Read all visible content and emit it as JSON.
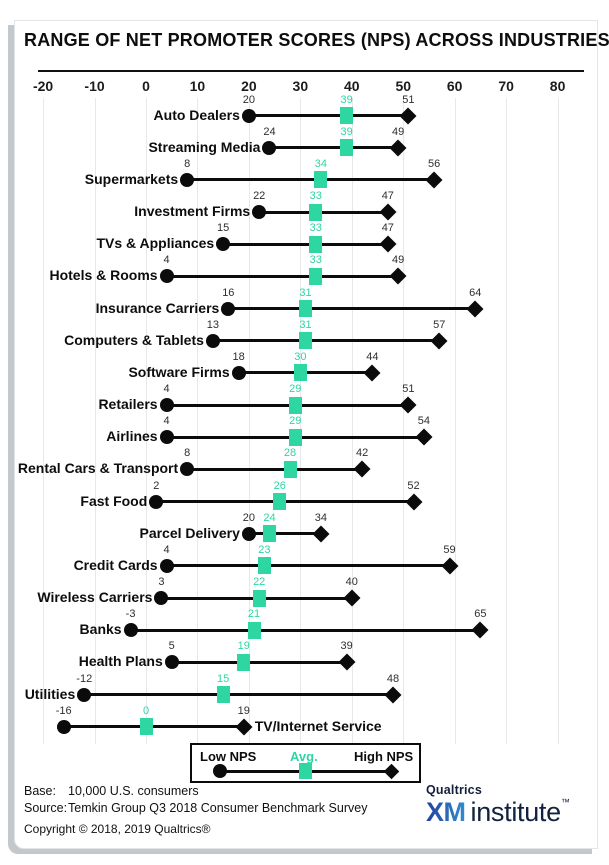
{
  "title": "RANGE OF NET PROMOTER SCORES (NPS) ACROSS INDUSTRIES",
  "colors": {
    "avg": "#2ed6a2",
    "marker": "#0b0b0b",
    "gridline": "#e6e9eb"
  },
  "chart_data": {
    "type": "dumbbell-range",
    "title": "RANGE OF NET PROMOTER SCORES (NPS) ACROSS INDUSTRIES",
    "xlim": [
      -20,
      80
    ],
    "x_ticks": [
      -20,
      -10,
      0,
      10,
      20,
      30,
      40,
      50,
      60,
      70,
      80
    ],
    "grid": "vertical",
    "legend_position": "bottom",
    "series_meaning": {
      "low": "Low NPS",
      "avg": "Avg.",
      "high": "High NPS"
    },
    "industries": [
      {
        "label": "Auto Dealers",
        "low": 20,
        "avg": 39,
        "high": 51,
        "label_side": "left"
      },
      {
        "label": "Streaming Media",
        "low": 24,
        "avg": 39,
        "high": 49,
        "label_side": "left"
      },
      {
        "label": "Supermarkets",
        "low": 8,
        "avg": 34,
        "high": 56,
        "label_side": "left"
      },
      {
        "label": "Investment Firms",
        "low": 22,
        "avg": 33,
        "high": 47,
        "label_side": "left"
      },
      {
        "label": "TVs & Appliances",
        "low": 15,
        "avg": 33,
        "high": 47,
        "label_side": "left"
      },
      {
        "label": "Hotels & Rooms",
        "low": 4,
        "avg": 33,
        "high": 49,
        "label_side": "left"
      },
      {
        "label": "Insurance Carriers",
        "low": 16,
        "avg": 31,
        "high": 64,
        "label_side": "left"
      },
      {
        "label": "Computers & Tablets",
        "low": 13,
        "avg": 31,
        "high": 57,
        "label_side": "left"
      },
      {
        "label": "Software Firms",
        "low": 18,
        "avg": 30,
        "high": 44,
        "label_side": "left"
      },
      {
        "label": "Retailers",
        "low": 4,
        "avg": 29,
        "high": 51,
        "label_side": "left"
      },
      {
        "label": "Airlines",
        "low": 4,
        "avg": 29,
        "high": 54,
        "label_side": "left"
      },
      {
        "label": "Rental Cars & Transport",
        "low": 8,
        "avg": 28,
        "high": 42,
        "label_side": "left"
      },
      {
        "label": "Fast Food",
        "low": 2,
        "avg": 26,
        "high": 52,
        "label_side": "left"
      },
      {
        "label": "Parcel Delivery",
        "low": 20,
        "avg": 24,
        "high": 34,
        "label_side": "left"
      },
      {
        "label": "Credit Cards",
        "low": 4,
        "avg": 23,
        "high": 59,
        "label_side": "left"
      },
      {
        "label": "Wireless Carriers",
        "low": 3,
        "avg": 22,
        "high": 40,
        "label_side": "left"
      },
      {
        "label": "Banks",
        "low": -3,
        "avg": 21,
        "high": 65,
        "label_side": "left"
      },
      {
        "label": "Health Plans",
        "low": 5,
        "avg": 19,
        "high": 39,
        "label_side": "left"
      },
      {
        "label": "Utilities",
        "low": -12,
        "avg": 15,
        "high": 48,
        "label_side": "left"
      },
      {
        "label": "TV/Internet Service",
        "low": -16,
        "avg": 0,
        "high": 19,
        "label_side": "right"
      }
    ]
  },
  "legend": {
    "low_label": "Low NPS",
    "avg_label": "Avg.",
    "high_label": "High NPS",
    "low_icon": "circle-icon",
    "avg_icon": "square-icon",
    "high_icon": "diamond-icon"
  },
  "footer": {
    "base_label": "Base:",
    "base_value": "10,000 U.S. consumers",
    "source_label": "Source:",
    "source_value": "Temkin Group Q3 2018 Consumer Benchmark Survey",
    "copyright": "Copyright © 2018, 2019 Qualtrics®"
  },
  "logo": {
    "brand": "Qualtrics",
    "xm": "XM",
    "institute": "institute",
    "tm": "™"
  }
}
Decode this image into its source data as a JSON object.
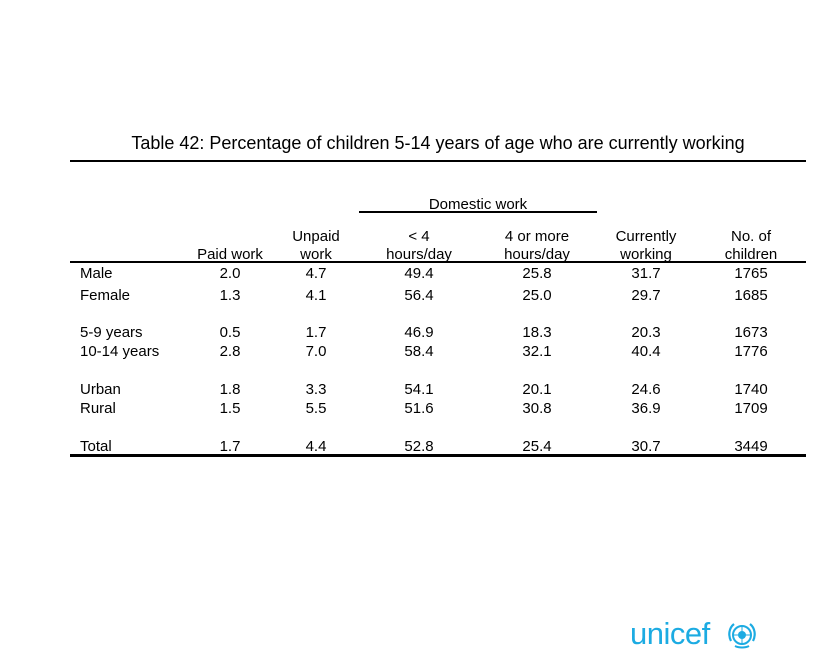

************

What you are asked to do
Above are records with pictures; repeat the records exactly and leave the pictures out.

Worked solution
Read all visible content and emit it as JSON.
{
  "title": "RANGE OF NET PROMOTER SCORES (NPS) ACROSS INDUSTRIES",
  "colors": {
    "avg": "#2ed6a2",
    "marker": "#0b0b0b",
    "gridline": "#e6e9eb"
  },
  "chart_data": {
    "type": "dumbbell-range",
    "title": "RANGE OF NET PROMOTER SCORES (NPS) ACROSS INDUSTRIES",
    "xlim": [
      -20,
      80
    ],
    "x_ticks": [
      -20,
      -10,
      0,
      10,
      20,
      30,
      40,
      50,
      60,
      70,
      80
    ],
    "grid": "vertical",
    "legend_position": "bottom",
    "series_meaning": {
      "low": "Low NPS",
      "avg": "Avg.",
      "high": "High NPS"
    },
    "industries": [
      {
        "label": "Auto Dealers",
        "low": 20,
        "avg": 39,
        "high": 51,
        "label_side": "left"
      },
      {
        "label": "Streaming Media",
        "low": 24,
        "avg": 39,
        "high": 49,
        "label_side": "left"
      },
      {
        "label": "Supermarkets",
        "low": 8,
        "avg": 34,
        "high": 56,
        "label_side": "left"
      },
      {
        "label": "Investment Firms",
        "low": 22,
        "avg": 33,
        "high": 47,
        "label_side": "left"
      },
      {
        "label": "TVs & Appliances",
        "low": 15,
        "avg": 33,
        "high": 47,
        "label_side": "left"
      },
      {
        "label": "Hotels & Rooms",
        "low": 4,
        "avg": 33,
        "high": 49,
        "label_side": "left"
      },
      {
        "label": "Insurance Carriers",
        "low": 16,
        "avg": 31,
        "high": 64,
        "label_side": "left"
      },
      {
        "label": "Computers & Tablets",
        "low": 13,
        "avg": 31,
        "high": 57,
        "label_side": "left"
      },
      {
        "label": "Software Firms",
        "low": 18,
        "avg": 30,
        "high": 44,
        "label_side": "left"
      },
      {
        "label": "Retailers",
        "low": 4,
        "avg": 29,
        "high": 51,
        "label_side": "left"
      },
      {
        "label": "Airlines",
        "low": 4,
        "avg": 29,
        "high": 54,
        "label_side": "left"
      },
      {
        "label": "Rental Cars & Transport",
        "low": 8,
        "avg": 28,
        "high": 42,
        "label_side": "left"
      },
      {
        "label": "Fast Food",
        "low": 2,
        "avg": 26,
        "high": 52,
        "label_side": "left"
      },
      {
        "label": "Parcel Delivery",
        "low": 20,
        "avg": 24,
        "high": 34,
        "label_side": "left"
      },
      {
        "label": "Credit Cards",
        "low": 4,
        "avg": 23,
        "high": 59,
        "label_side": "left"
      },
      {
        "label": "Wireless Carriers",
        "low": 3,
        "avg": 22,
        "high": 40,
        "label_side": "left"
      },
      {
        "label": "Banks",
        "low": -3,
        "avg": 21,
        "high": 65,
        "label_side": "left"
      },
      {
        "label": "Health Plans",
        "low": 5,
        "avg": 19,
        "high": 39,
        "label_side": "left"
      },
      {
        "label": "Utilities",
        "low": -12,
        "avg": 15,
        "high": 48,
        "label_side": "left"
      },
      {
        "label": "TV/Internet Service",
        "low": -16,
        "avg": 0,
        "high": 19,
        "label_side": "right"
      }
    ]
  },
  "legend": {
    "low_label": "Low NPS",
    "avg_label": "Avg.",
    "high_label": "High NPS",
    "low_icon": "circle-icon",
    "avg_icon": "square-icon",
    "high_icon": "diamond-icon"
  },
  "footer": {
    "base_label": "Base:",
    "base_value": "10,000 U.S. consumers",
    "source_label": "Source:",
    "source_value": "Temkin Group Q3 2018 Consumer Benchmark Survey",
    "copyright": "Copyright © 2018, 2019 Qualtrics®"
  },
  "logo": {
    "brand": "Qualtrics",
    "xm": "XM",
    "institute": "institute",
    "tm": "™"
  }
}
Decode this image into its source data as a JSON object.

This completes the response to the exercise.